━━ Supplied entries ━━

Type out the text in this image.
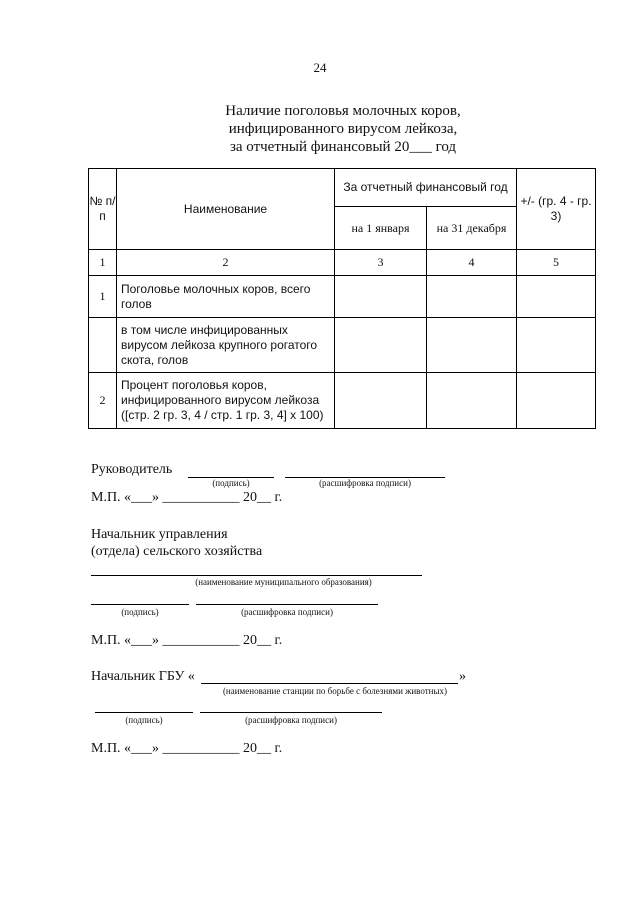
24
Наличие поголовья молочных коров,
инфицированного вирусом лейкоза,
за отчетный финансовый 20___ год
№ п/п	Наименование	За отчетный финансовый год		+/- (гр. 4 - гр. 3)
		на 1 января	на 31 декабря	
1	2	3	4	5
1	Поголовье молочных коров, всего голов			
	в том числе инфицированных вирусом лейкоза крупного рогатого скота, голов			
2	Процент поголовья коров, инфицированного вирусом лейкоза ([стр. 2 гр. 3, 4 / стр. 1 гр. 3, 4] x 100)			
Руководитель
(подпись)	(расшифровка подписи)
М.П. «___» ___________ 20__ г.
Начальник управления
(отдела) сельского хозяйства
(наименование муниципального образования)
(подпись)	(расшифровка подписи)
М.П. «___» ___________ 20__ г.
Начальник ГБУ «	»
(наименование станции по борьбе с болезнями животных)
(подпись)	(расшифровка подписи)
М.П. «___» ___________ 20__ г.
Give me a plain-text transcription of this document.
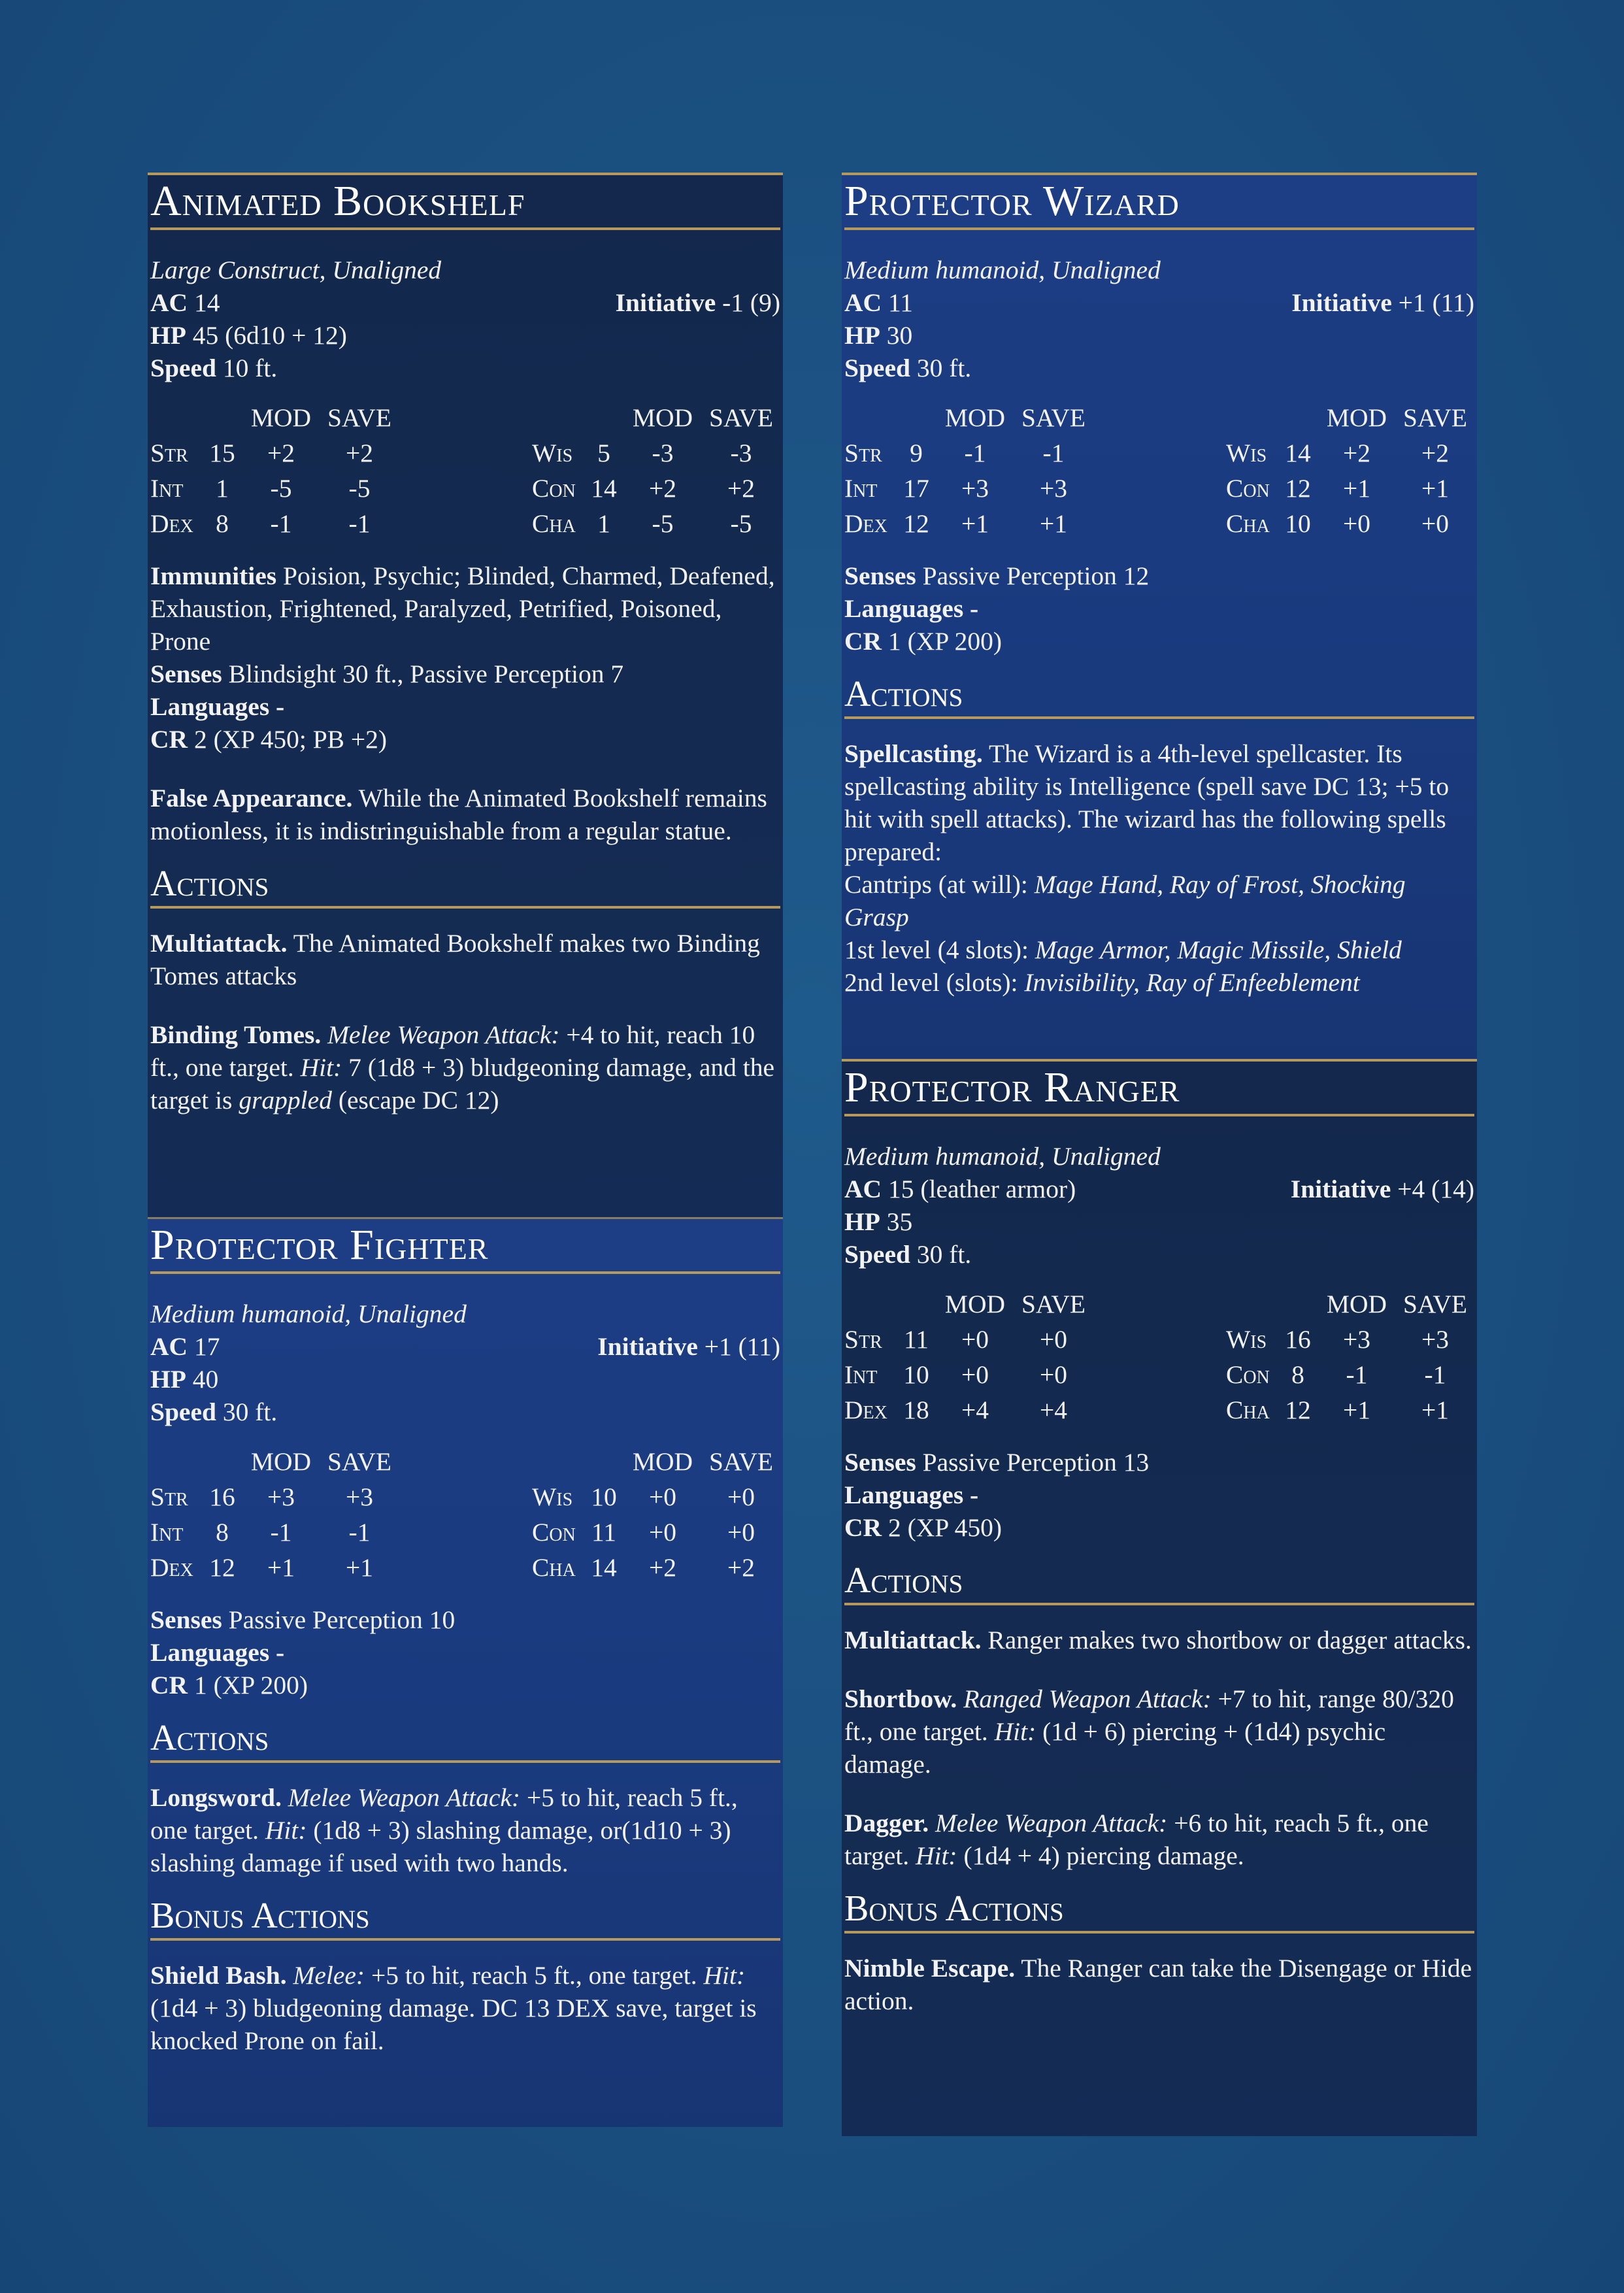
Animated Bookshelf
Large Construct, Unaligned
AC 14	Initiative -1 (9)
HP 45 (6d10 + 12)
Speed 10 ft.
		MOD	SAVE
Str	15	+2	+2
Int	1	-5	-5
Dex	8	-1	-1
		MOD	SAVE
Wis	5	-3	-3
Con	14	+2	+2
Cha	1	-5	-5
Immunities Poision, Psychic; Blinded, Charmed, Deafened, Exhaustion, Frightened, Paralyzed, Petrified, Poisoned, Prone
Senses Blindsight 30 ft., Passive Perception 7
Languages -
CR 2 (XP 450; PB +2)
False Appearance. While the Animated Bookshelf remains motionless, it is indistringuishable from a regular statue.
Actions
Multiattack. The Animated Bookshelf makes two Binding Tomes attacks
Binding Tomes. Melee Weapon Attack: +4 to hit, reach 10 ft., one target. Hit: 7 (1d8 + 3) bludgeoning damage, and the target is grappled (escape DC 12)
Protector Fighter
Medium humanoid, Unaligned
AC 17	Initiative +1 (11)
HP 40
Speed 30 ft.
		MOD	SAVE
Str	16	+3	+3
Int	8	-1	-1
Dex	12	+1	+1
		MOD	SAVE
Wis	10	+0	+0
Con	11	+0	+0
Cha	14	+2	+2
Senses Passive Perception 10
Languages -
CR 1 (XP 200)
Actions
Longsword. Melee Weapon Attack: +5 to hit, reach 5 ft., one target. Hit: (1d8 + 3) slashing damage, or(1d10 + 3) slashing damage if used with two hands.
Bonus Actions
Shield Bash. Melee: +5 to hit, reach 5 ft., one target. Hit: (1d4 + 3) bludgeoning damage. DC 13 DEX save, target is knocked Prone on fail.
Protector Wizard
Medium humanoid, Unaligned
AC 11	Initiative +1 (11)
HP 30
Speed 30 ft.
		MOD	SAVE
Str	9	-1	-1
Int	17	+3	+3
Dex	12	+1	+1
		MOD	SAVE
Wis	14	+2	+2
Con	12	+1	+1
Cha	10	+0	+0
Senses Passive Perception 12
Languages -
CR 1 (XP 200)
Actions
Spellcasting. The Wizard is a 4th-level spellcaster. Its spellcasting ability is Intelligence (spell save DC 13; +5 to hit with spell attacks). The wizard has the following spells prepared:
Cantrips (at will): Mage Hand, Ray of Frost, Shocking Grasp
1st level (4 slots): Mage Armor, Magic Missile, Shield
2nd level (slots): Invisibility, Ray of Enfeeblement
Protector Ranger
Medium humanoid, Unaligned
AC 15 (leather armor)	Initiative +4 (14)
HP 35
Speed 30 ft.
		MOD	SAVE
Str	11	+0	+0
Int	10	+0	+0
Dex	18	+4	+4
		MOD	SAVE
Wis	16	+3	+3
Con	8	-1	-1
Cha	12	+1	+1
Senses Passive Perception 13
Languages -
CR 2 (XP 450)
Actions
Multiattack. Ranger makes two shortbow or dagger attacks.
Shortbow. Ranged Weapon Attack: +7 to hit, range 80/320 ft., one target. Hit: (1d + 6) piercing + (1d4) psychic damage.
Dagger. Melee Weapon Attack: +6 to hit, reach 5 ft., one target. Hit: (1d4 + 4) piercing damage.
Bonus Actions
Nimble Escape. The Ranger can take the Disengage or Hide action.
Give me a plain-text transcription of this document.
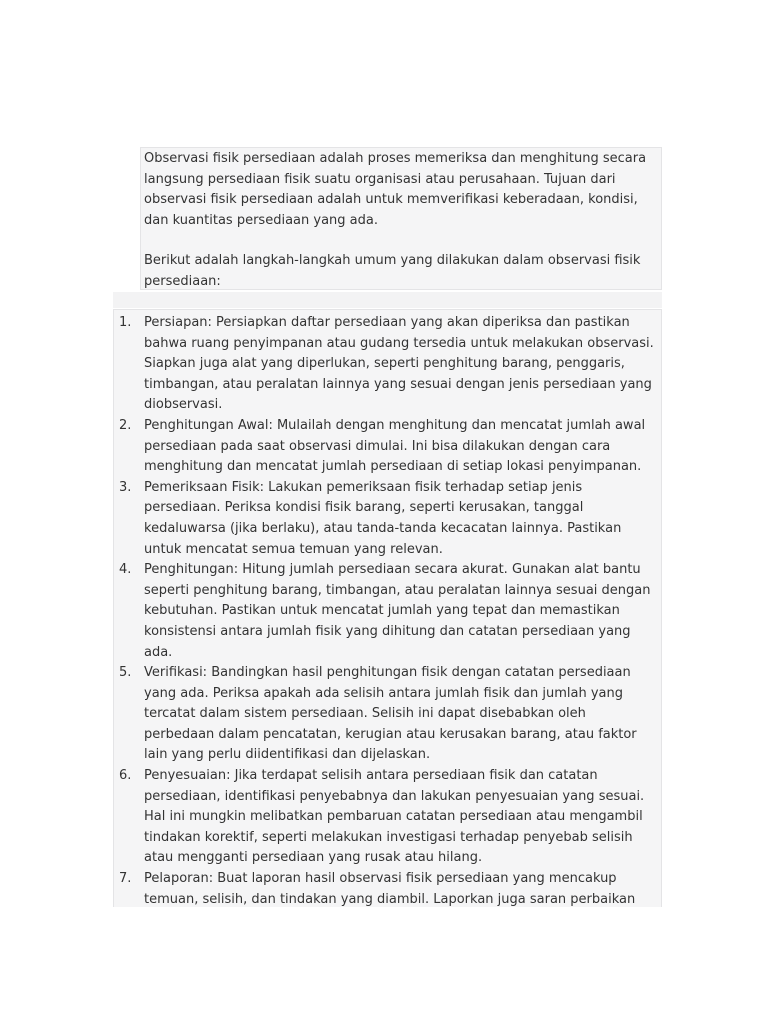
Observasi fisik persediaan adalah proses memeriksa dan menghitung secara langsung persediaan fisik suatu organisasi atau perusahaan. Tujuan dari observasi fisik persediaan adalah untuk memverifikasi keberadaan, kondisi, dan kuantitas persediaan yang ada.

Berikut adalah langkah-langkah umum yang dilakukan dalam observasi fisik persediaan:

1. Persiapan: Persiapkan daftar persediaan yang akan diperiksa dan pastikan bahwa ruang penyimpanan atau gudang tersedia untuk melakukan observasi. Siapkan juga alat yang diperlukan, seperti penghitung barang, penggaris, timbangan, atau peralatan lainnya yang sesuai dengan jenis persediaan yang diobservasi.
2. Penghitungan Awal: Mulailah dengan menghitung dan mencatat jumlah awal persediaan pada saat observasi dimulai. Ini bisa dilakukan dengan cara menghitung dan mencatat jumlah persediaan di setiap lokasi penyimpanan.
3. Pemeriksaan Fisik: Lakukan pemeriksaan fisik terhadap setiap jenis persediaan. Periksa kondisi fisik barang, seperti kerusakan, tanggal kedaluwarsa (jika berlaku), atau tanda-tanda kecacatan lainnya. Pastikan untuk mencatat semua temuan yang relevan.
4. Penghitungan: Hitung jumlah persediaan secara akurat. Gunakan alat bantu seperti penghitung barang, timbangan, atau peralatan lainnya sesuai dengan kebutuhan. Pastikan untuk mencatat jumlah yang tepat dan memastikan konsistensi antara jumlah fisik yang dihitung dan catatan persediaan yang ada.
5. Verifikasi: Bandingkan hasil penghitungan fisik dengan catatan persediaan yang ada. Periksa apakah ada selisih antara jumlah fisik dan jumlah yang tercatat dalam sistem persediaan. Selisih ini dapat disebabkan oleh perbedaan dalam pencatatan, kerugian atau kerusakan barang, atau faktor lain yang perlu diidentifikasi dan dijelaskan.
6. Penyesuaian: Jika terdapat selisih antara persediaan fisik dan catatan persediaan, identifikasi penyebabnya dan lakukan penyesuaian yang sesuai. Hal ini mungkin melibatkan pembaruan catatan persediaan atau mengambil tindakan korektif, seperti melakukan investigasi terhadap penyebab selisih atau mengganti persediaan yang rusak atau hilang.
7. Pelaporan: Buat laporan hasil observasi fisik persediaan yang mencakup temuan, selisih, dan tindakan yang diambil. Laporkan juga saran perbaikan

━━━

**Required work:**
Pick out the lines containing the string "Perception".

**Final result:**
Senses Blindsight 30 ft., Passive Perception 7
Senses Passive Perception 10
Senses Passive Perception 12
Senses Passive Perception 13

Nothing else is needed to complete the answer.